◆ **Data supplied**:
** start **

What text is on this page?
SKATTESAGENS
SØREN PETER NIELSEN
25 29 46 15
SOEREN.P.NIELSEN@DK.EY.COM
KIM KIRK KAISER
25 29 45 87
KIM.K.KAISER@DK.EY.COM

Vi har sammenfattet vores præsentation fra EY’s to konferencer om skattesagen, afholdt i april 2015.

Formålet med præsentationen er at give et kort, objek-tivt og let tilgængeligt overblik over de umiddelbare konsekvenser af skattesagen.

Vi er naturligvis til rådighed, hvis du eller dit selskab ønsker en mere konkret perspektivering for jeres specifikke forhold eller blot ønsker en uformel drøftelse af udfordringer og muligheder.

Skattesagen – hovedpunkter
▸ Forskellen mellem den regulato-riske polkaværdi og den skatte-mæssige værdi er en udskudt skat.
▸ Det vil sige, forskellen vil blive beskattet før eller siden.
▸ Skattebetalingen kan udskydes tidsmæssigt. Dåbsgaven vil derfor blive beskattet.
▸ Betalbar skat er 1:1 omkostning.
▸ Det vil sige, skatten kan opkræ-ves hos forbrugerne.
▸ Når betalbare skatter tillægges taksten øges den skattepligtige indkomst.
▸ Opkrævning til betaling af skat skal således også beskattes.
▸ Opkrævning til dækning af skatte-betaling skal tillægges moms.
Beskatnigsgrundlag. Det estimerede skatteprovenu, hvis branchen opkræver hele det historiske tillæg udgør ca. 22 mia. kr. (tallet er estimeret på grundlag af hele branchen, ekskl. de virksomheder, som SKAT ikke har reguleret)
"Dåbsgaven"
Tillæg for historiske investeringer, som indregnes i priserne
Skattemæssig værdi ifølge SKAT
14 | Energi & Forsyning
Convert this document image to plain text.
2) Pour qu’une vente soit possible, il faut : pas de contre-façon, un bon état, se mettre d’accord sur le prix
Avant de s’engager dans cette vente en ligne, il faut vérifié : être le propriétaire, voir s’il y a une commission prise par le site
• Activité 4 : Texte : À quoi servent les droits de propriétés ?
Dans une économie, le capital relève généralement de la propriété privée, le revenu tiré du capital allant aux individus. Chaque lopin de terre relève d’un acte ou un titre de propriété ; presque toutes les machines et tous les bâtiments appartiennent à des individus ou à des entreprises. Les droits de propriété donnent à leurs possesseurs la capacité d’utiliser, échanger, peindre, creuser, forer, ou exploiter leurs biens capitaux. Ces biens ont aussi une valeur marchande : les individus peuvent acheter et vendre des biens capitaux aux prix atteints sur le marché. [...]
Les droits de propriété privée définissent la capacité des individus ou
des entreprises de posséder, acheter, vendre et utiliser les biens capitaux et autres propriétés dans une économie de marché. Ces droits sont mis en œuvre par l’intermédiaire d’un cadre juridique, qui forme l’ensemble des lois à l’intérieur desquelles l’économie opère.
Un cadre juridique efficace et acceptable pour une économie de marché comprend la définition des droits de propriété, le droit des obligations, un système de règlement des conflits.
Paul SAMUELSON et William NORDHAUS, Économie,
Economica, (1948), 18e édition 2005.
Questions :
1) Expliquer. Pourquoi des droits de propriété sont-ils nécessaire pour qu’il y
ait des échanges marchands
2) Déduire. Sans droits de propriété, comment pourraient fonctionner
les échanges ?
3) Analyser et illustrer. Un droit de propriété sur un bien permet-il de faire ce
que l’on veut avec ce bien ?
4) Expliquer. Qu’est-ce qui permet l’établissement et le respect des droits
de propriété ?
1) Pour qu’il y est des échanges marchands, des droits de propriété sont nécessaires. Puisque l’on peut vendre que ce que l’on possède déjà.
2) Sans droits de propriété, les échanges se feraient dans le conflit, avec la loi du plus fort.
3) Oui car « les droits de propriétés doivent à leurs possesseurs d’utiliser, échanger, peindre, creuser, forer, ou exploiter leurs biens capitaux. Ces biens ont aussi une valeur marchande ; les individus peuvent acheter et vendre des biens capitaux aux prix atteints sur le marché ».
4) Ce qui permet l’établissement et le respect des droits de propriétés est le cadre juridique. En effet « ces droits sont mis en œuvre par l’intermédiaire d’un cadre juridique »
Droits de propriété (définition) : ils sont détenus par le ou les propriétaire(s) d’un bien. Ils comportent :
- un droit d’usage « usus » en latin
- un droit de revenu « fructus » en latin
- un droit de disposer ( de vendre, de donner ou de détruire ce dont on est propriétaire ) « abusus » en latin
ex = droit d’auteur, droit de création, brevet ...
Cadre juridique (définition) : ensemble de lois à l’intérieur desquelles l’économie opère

** end **

◆ **Instructions to follow**: Note every line above where the string "établissement" shows up, and copy those lines.

◆ **Answer for the task**:
4) Expliquer. Qu’est-ce qui permet l’établissement et le respect des droits
4) Ce qui permet l’établissement et le respect des droits de propriétés est le cadre juridique. En effet « ces droits sont mis en œuvre par l’intermédiaire d’un cadre juridique »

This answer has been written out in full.